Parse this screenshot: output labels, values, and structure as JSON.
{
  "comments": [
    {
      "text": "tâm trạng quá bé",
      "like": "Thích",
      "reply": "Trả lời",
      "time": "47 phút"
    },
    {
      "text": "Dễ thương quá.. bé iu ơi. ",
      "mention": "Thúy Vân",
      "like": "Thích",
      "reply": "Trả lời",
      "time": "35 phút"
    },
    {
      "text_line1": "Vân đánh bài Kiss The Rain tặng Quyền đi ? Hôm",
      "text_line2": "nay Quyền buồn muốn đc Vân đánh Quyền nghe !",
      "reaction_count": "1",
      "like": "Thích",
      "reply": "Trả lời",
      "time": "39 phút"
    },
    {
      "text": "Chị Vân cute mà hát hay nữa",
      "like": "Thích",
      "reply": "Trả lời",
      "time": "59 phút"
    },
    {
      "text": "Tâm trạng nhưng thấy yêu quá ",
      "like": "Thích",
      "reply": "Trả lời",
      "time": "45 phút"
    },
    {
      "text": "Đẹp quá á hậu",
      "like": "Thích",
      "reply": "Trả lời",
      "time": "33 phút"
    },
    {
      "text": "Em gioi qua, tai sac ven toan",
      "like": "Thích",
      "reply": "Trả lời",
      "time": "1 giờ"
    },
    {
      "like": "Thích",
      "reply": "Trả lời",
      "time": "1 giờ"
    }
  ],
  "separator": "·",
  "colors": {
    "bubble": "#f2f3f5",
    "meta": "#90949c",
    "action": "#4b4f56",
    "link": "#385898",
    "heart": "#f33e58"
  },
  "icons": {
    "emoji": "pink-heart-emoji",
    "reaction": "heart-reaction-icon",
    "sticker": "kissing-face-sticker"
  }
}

+ + + +

**Set task**: What is the number of lines in this listing that contain the word "heart"? Answer with that number and nothing else.

**Correct result**: 3